▶ **The request**: Identify the lines that include the word "Umar", then copy all of them.

▶ **Dataset extract**:

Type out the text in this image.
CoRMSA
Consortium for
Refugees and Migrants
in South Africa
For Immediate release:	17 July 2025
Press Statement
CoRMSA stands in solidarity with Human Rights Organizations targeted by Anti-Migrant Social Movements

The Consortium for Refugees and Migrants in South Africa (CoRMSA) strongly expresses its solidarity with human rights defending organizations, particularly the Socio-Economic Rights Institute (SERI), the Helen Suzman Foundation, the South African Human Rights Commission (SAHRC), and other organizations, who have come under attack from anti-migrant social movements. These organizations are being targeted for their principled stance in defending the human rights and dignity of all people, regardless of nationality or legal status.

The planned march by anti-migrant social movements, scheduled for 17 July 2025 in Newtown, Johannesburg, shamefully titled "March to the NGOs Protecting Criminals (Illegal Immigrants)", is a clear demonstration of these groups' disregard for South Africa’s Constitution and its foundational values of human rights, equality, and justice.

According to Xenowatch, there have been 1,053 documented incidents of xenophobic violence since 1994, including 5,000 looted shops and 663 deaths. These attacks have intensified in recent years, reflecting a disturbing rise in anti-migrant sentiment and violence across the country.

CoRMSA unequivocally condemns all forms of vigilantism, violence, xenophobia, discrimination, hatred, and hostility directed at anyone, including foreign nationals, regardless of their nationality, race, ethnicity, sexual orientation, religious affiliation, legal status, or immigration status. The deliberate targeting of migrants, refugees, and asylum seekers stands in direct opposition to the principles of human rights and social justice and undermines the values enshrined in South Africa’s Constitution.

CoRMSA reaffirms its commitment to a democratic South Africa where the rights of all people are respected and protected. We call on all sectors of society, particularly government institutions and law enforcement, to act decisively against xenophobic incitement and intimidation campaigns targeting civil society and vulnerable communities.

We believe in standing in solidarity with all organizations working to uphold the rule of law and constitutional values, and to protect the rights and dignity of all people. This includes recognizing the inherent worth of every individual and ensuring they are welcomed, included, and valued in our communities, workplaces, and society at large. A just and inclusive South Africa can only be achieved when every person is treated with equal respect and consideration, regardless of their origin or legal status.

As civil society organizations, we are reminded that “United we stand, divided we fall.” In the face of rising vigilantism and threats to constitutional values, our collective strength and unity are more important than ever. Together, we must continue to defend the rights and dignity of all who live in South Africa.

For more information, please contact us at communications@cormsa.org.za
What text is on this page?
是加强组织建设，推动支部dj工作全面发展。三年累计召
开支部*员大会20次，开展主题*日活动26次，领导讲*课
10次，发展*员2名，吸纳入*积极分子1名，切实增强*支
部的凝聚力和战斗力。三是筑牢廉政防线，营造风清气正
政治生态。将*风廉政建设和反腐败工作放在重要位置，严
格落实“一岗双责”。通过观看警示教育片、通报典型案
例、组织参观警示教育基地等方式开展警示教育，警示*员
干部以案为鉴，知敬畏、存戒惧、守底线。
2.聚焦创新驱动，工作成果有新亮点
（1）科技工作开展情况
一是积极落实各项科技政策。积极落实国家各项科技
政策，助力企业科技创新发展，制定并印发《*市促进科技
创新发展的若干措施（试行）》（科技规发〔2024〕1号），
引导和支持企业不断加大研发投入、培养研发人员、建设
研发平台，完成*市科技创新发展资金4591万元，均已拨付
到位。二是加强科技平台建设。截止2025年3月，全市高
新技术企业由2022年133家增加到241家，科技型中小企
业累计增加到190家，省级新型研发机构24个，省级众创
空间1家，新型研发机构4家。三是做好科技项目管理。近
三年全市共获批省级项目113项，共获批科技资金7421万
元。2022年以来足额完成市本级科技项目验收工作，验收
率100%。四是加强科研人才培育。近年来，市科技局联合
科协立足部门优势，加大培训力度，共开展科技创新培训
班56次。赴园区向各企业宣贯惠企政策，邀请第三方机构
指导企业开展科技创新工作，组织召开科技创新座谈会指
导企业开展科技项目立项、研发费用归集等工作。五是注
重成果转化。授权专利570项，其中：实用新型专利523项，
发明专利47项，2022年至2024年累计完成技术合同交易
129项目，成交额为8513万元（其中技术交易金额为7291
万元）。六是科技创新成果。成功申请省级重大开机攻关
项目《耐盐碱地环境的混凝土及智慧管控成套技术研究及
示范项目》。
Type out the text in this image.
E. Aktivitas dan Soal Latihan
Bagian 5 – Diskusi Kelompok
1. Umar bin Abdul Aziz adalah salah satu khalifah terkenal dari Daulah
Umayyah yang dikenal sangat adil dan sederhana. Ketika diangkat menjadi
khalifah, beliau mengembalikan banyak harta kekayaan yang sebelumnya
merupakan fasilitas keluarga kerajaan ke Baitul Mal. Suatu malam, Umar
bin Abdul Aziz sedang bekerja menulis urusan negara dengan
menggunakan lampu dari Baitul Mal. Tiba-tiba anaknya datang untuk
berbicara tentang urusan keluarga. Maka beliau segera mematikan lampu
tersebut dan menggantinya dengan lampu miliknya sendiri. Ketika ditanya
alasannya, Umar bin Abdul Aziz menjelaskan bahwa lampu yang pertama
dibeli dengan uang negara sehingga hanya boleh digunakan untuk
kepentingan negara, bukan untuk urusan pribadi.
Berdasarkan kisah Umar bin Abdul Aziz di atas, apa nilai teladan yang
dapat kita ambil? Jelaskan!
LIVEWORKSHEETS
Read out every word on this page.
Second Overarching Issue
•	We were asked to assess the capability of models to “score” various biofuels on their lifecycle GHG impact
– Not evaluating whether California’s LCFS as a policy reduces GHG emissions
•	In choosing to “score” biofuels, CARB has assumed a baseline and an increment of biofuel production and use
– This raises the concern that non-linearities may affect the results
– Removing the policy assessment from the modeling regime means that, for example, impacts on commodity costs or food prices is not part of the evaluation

▶ **Written answer**:
1. Umar bin Abdul Aziz adalah salah satu khalifah terkenal dari Daulah
merupakan fasilitas keluarga kerajaan ke Baitul Mal. Suatu malam, Umar
alasannya, Umar bin Abdul Aziz menjelaskan bahwa lampu yang pertama
Berdasarkan kisah Umar bin Abdul Aziz di atas, apa nilai teladan yang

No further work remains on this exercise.